Dataset:

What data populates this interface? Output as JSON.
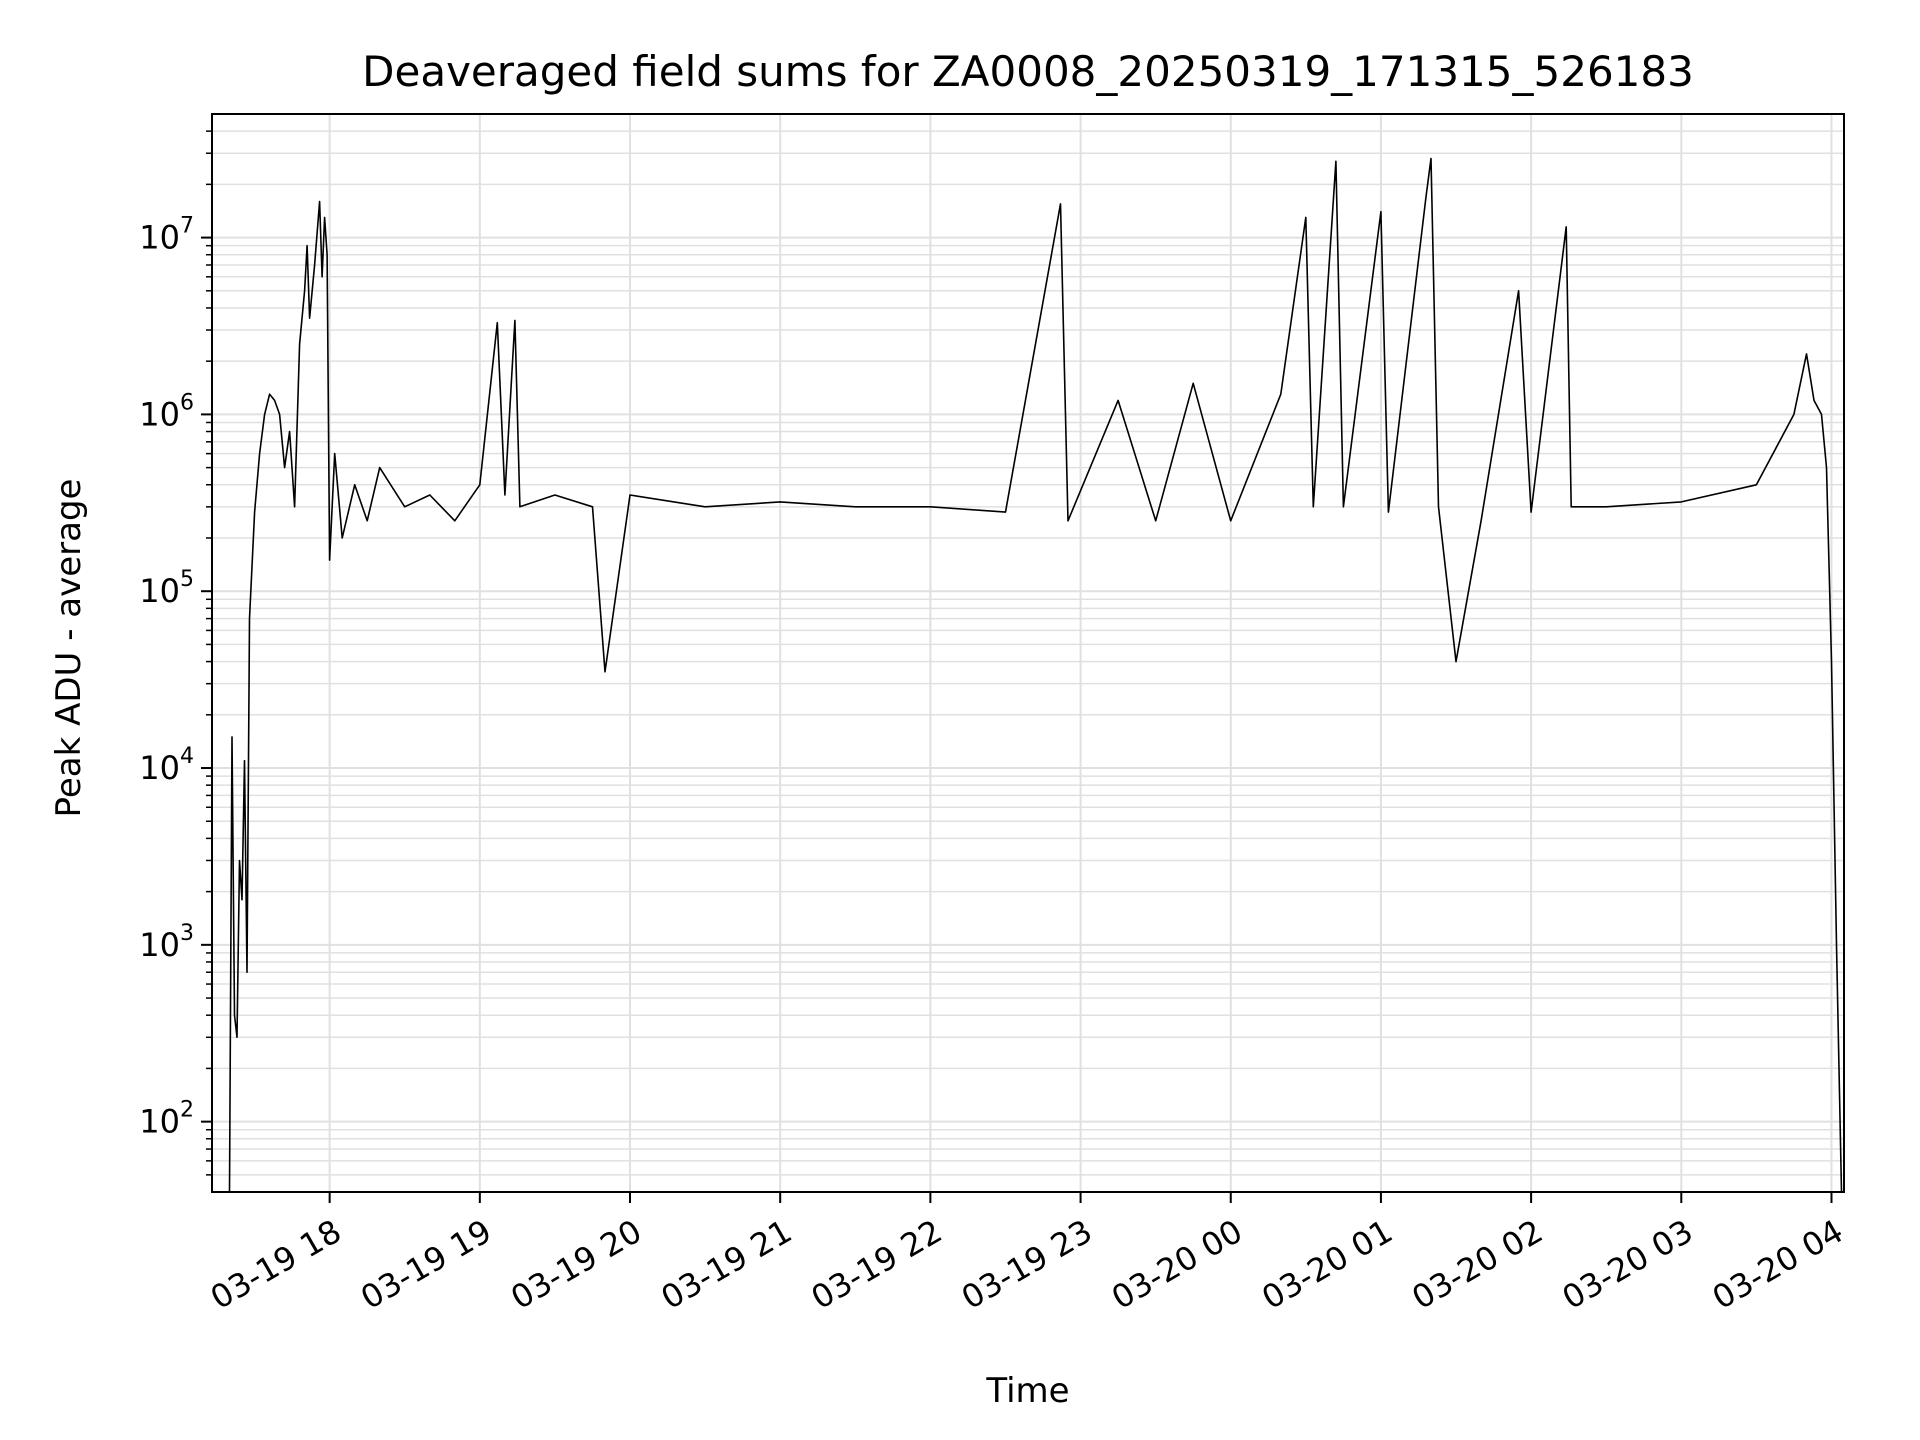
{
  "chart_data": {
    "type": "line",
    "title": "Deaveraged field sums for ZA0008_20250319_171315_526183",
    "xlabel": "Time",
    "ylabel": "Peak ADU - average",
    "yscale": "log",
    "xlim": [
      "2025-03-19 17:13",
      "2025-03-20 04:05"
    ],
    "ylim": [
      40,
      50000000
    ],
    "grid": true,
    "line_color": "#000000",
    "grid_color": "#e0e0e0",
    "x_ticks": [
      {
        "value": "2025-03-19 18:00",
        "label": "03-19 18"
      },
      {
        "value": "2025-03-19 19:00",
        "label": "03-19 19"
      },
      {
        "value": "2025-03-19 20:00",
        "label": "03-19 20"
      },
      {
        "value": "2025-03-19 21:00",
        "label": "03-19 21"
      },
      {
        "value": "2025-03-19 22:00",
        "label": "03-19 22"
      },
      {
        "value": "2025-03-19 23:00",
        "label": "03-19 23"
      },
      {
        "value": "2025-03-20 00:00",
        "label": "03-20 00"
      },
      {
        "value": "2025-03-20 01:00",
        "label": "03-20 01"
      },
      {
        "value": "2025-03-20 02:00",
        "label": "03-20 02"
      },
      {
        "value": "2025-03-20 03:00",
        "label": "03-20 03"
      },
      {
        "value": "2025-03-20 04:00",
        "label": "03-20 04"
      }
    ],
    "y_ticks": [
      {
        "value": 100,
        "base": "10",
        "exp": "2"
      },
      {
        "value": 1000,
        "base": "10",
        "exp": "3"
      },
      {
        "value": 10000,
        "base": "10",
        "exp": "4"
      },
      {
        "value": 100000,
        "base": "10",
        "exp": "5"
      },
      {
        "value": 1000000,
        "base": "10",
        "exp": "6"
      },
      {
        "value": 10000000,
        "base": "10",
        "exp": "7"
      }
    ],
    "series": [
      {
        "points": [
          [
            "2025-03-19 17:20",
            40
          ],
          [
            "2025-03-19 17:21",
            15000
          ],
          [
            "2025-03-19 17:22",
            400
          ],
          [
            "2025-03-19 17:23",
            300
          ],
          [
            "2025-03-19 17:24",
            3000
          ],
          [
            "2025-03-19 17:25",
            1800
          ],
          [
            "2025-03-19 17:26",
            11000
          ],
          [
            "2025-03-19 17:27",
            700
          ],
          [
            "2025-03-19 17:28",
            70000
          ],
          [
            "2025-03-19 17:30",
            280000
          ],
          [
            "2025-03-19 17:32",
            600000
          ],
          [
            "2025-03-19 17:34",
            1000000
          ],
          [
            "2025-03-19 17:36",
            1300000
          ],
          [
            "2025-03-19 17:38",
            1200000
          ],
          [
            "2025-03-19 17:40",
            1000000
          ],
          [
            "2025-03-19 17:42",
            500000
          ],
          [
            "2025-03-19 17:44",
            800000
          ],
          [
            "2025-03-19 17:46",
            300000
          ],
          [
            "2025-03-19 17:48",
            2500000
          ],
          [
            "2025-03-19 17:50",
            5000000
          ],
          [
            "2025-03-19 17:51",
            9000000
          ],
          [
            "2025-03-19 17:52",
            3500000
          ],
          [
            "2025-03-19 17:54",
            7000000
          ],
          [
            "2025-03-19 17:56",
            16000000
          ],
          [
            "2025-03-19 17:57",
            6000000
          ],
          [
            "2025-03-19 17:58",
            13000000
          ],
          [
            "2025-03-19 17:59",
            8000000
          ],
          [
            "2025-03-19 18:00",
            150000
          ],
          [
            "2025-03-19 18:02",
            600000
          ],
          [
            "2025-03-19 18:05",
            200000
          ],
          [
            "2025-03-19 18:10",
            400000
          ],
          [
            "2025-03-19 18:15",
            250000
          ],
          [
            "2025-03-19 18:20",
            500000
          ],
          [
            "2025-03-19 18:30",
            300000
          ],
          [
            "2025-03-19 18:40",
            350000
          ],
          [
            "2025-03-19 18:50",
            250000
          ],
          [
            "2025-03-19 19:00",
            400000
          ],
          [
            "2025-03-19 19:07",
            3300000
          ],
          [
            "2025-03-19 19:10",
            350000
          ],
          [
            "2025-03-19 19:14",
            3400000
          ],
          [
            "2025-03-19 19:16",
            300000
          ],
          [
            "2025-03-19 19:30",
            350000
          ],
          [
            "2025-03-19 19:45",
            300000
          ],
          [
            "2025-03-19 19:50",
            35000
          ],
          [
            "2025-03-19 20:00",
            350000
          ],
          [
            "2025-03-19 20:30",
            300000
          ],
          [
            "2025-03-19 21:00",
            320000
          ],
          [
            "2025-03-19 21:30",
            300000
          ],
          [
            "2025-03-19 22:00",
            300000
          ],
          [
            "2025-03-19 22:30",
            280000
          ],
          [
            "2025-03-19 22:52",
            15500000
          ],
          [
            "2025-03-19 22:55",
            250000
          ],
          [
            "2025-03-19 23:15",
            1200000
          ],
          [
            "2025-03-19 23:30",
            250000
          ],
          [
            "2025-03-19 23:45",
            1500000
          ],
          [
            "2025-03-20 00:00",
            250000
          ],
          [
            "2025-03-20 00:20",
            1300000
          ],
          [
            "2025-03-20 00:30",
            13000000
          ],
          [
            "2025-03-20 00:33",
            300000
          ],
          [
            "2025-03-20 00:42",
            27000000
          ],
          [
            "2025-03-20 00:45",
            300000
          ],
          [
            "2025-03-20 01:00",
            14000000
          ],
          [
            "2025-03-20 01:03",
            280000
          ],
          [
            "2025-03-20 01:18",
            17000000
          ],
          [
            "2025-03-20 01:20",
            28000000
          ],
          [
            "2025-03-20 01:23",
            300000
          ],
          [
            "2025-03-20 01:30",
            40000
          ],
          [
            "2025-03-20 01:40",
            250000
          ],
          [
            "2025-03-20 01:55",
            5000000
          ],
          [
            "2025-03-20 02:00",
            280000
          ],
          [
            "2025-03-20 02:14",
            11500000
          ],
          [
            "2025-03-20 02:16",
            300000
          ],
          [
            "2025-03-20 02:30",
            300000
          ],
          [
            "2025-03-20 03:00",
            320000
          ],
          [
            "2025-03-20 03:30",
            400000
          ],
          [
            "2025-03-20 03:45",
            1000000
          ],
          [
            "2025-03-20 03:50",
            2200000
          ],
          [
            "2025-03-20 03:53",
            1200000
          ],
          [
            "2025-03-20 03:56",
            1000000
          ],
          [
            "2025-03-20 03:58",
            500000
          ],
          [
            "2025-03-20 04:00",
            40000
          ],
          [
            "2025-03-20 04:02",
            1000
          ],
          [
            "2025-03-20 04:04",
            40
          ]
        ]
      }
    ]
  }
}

Task to complete:
Without the pictures, return all the records precisely as they stand.

Answer to the exercise:
What data populates this interface? Output as JSON.
{
  "chart_data": {
    "type": "line",
    "title": "Deaveraged field sums for ZA0008_20250319_171315_526183",
    "xlabel": "Time",
    "ylabel": "Peak ADU - average",
    "yscale": "log",
    "xlim": [
      "2025-03-19 17:13",
      "2025-03-20 04:05"
    ],
    "ylim": [
      40,
      50000000
    ],
    "grid": true,
    "line_color": "#000000",
    "grid_color": "#e0e0e0",
    "x_ticks": [
      {
        "value": "2025-03-19 18:00",
        "label": "03-19 18"
      },
      {
        "value": "2025-03-19 19:00",
        "label": "03-19 19"
      },
      {
        "value": "2025-03-19 20:00",
        "label": "03-19 20"
      },
      {
        "value": "2025-03-19 21:00",
        "label": "03-19 21"
      },
      {
        "value": "2025-03-19 22:00",
        "label": "03-19 22"
      },
      {
        "value": "2025-03-19 23:00",
        "label": "03-19 23"
      },
      {
        "value": "2025-03-20 00:00",
        "label": "03-20 00"
      },
      {
        "value": "2025-03-20 01:00",
        "label": "03-20 01"
      },
      {
        "value": "2025-03-20 02:00",
        "label": "03-20 02"
      },
      {
        "value": "2025-03-20 03:00",
        "label": "03-20 03"
      },
      {
        "value": "2025-03-20 04:00",
        "label": "03-20 04"
      }
    ],
    "y_ticks": [
      {
        "value": 100,
        "base": "10",
        "exp": "2"
      },
      {
        "value": 1000,
        "base": "10",
        "exp": "3"
      },
      {
        "value": 10000,
        "base": "10",
        "exp": "4"
      },
      {
        "value": 100000,
        "base": "10",
        "exp": "5"
      },
      {
        "value": 1000000,
        "base": "10",
        "exp": "6"
      },
      {
        "value": 10000000,
        "base": "10",
        "exp": "7"
      }
    ],
    "series": [
      {
        "points": [
          [
            "2025-03-19 17:20",
            40
          ],
          [
            "2025-03-19 17:21",
            15000
          ],
          [
            "2025-03-19 17:22",
            400
          ],
          [
            "2025-03-19 17:23",
            300
          ],
          [
            "2025-03-19 17:24",
            3000
          ],
          [
            "2025-03-19 17:25",
            1800
          ],
          [
            "2025-03-19 17:26",
            11000
          ],
          [
            "2025-03-19 17:27",
            700
          ],
          [
            "2025-03-19 17:28",
            70000
          ],
          [
            "2025-03-19 17:30",
            280000
          ],
          [
            "2025-03-19 17:32",
            600000
          ],
          [
            "2025-03-19 17:34",
            1000000
          ],
          [
            "2025-03-19 17:36",
            1300000
          ],
          [
            "2025-03-19 17:38",
            1200000
          ],
          [
            "2025-03-19 17:40",
            1000000
          ],
          [
            "2025-03-19 17:42",
            500000
          ],
          [
            "2025-03-19 17:44",
            800000
          ],
          [
            "2025-03-19 17:46",
            300000
          ],
          [
            "2025-03-19 17:48",
            2500000
          ],
          [
            "2025-03-19 17:50",
            5000000
          ],
          [
            "2025-03-19 17:51",
            9000000
          ],
          [
            "2025-03-19 17:52",
            3500000
          ],
          [
            "2025-03-19 17:54",
            7000000
          ],
          [
            "2025-03-19 17:56",
            16000000
          ],
          [
            "2025-03-19 17:57",
            6000000
          ],
          [
            "2025-03-19 17:58",
            13000000
          ],
          [
            "2025-03-19 17:59",
            8000000
          ],
          [
            "2025-03-19 18:00",
            150000
          ],
          [
            "2025-03-19 18:02",
            600000
          ],
          [
            "2025-03-19 18:05",
            200000
          ],
          [
            "2025-03-19 18:10",
            400000
          ],
          [
            "2025-03-19 18:15",
            250000
          ],
          [
            "2025-03-19 18:20",
            500000
          ],
          [
            "2025-03-19 18:30",
            300000
          ],
          [
            "2025-03-19 18:40",
            350000
          ],
          [
            "2025-03-19 18:50",
            250000
          ],
          [
            "2025-03-19 19:00",
            400000
          ],
          [
            "2025-03-19 19:07",
            3300000
          ],
          [
            "2025-03-19 19:10",
            350000
          ],
          [
            "2025-03-19 19:14",
            3400000
          ],
          [
            "2025-03-19 19:16",
            300000
          ],
          [
            "2025-03-19 19:30",
            350000
          ],
          [
            "2025-03-19 19:45",
            300000
          ],
          [
            "2025-03-19 19:50",
            35000
          ],
          [
            "2025-03-19 20:00",
            350000
          ],
          [
            "2025-03-19 20:30",
            300000
          ],
          [
            "2025-03-19 21:00",
            320000
          ],
          [
            "2025-03-19 21:30",
            300000
          ],
          [
            "2025-03-19 22:00",
            300000
          ],
          [
            "2025-03-19 22:30",
            280000
          ],
          [
            "2025-03-19 22:52",
            15500000
          ],
          [
            "2025-03-19 22:55",
            250000
          ],
          [
            "2025-03-19 23:15",
            1200000
          ],
          [
            "2025-03-19 23:30",
            250000
          ],
          [
            "2025-03-19 23:45",
            1500000
          ],
          [
            "2025-03-20 00:00",
            250000
          ],
          [
            "2025-03-20 00:20",
            1300000
          ],
          [
            "2025-03-20 00:30",
            13000000
          ],
          [
            "2025-03-20 00:33",
            300000
          ],
          [
            "2025-03-20 00:42",
            27000000
          ],
          [
            "2025-03-20 00:45",
            300000
          ],
          [
            "2025-03-20 01:00",
            14000000
          ],
          [
            "2025-03-20 01:03",
            280000
          ],
          [
            "2025-03-20 01:18",
            17000000
          ],
          [
            "2025-03-20 01:20",
            28000000
          ],
          [
            "2025-03-20 01:23",
            300000
          ],
          [
            "2025-03-20 01:30",
            40000
          ],
          [
            "2025-03-20 01:40",
            250000
          ],
          [
            "2025-03-20 01:55",
            5000000
          ],
          [
            "2025-03-20 02:00",
            280000
          ],
          [
            "2025-03-20 02:14",
            11500000
          ],
          [
            "2025-03-20 02:16",
            300000
          ],
          [
            "2025-03-20 02:30",
            300000
          ],
          [
            "2025-03-20 03:00",
            320000
          ],
          [
            "2025-03-20 03:30",
            400000
          ],
          [
            "2025-03-20 03:45",
            1000000
          ],
          [
            "2025-03-20 03:50",
            2200000
          ],
          [
            "2025-03-20 03:53",
            1200000
          ],
          [
            "2025-03-20 03:56",
            1000000
          ],
          [
            "2025-03-20 03:58",
            500000
          ],
          [
            "2025-03-20 04:00",
            40000
          ],
          [
            "2025-03-20 04:02",
            1000
          ],
          [
            "2025-03-20 04:04",
            40
          ]
        ]
      }
    ]
  }
}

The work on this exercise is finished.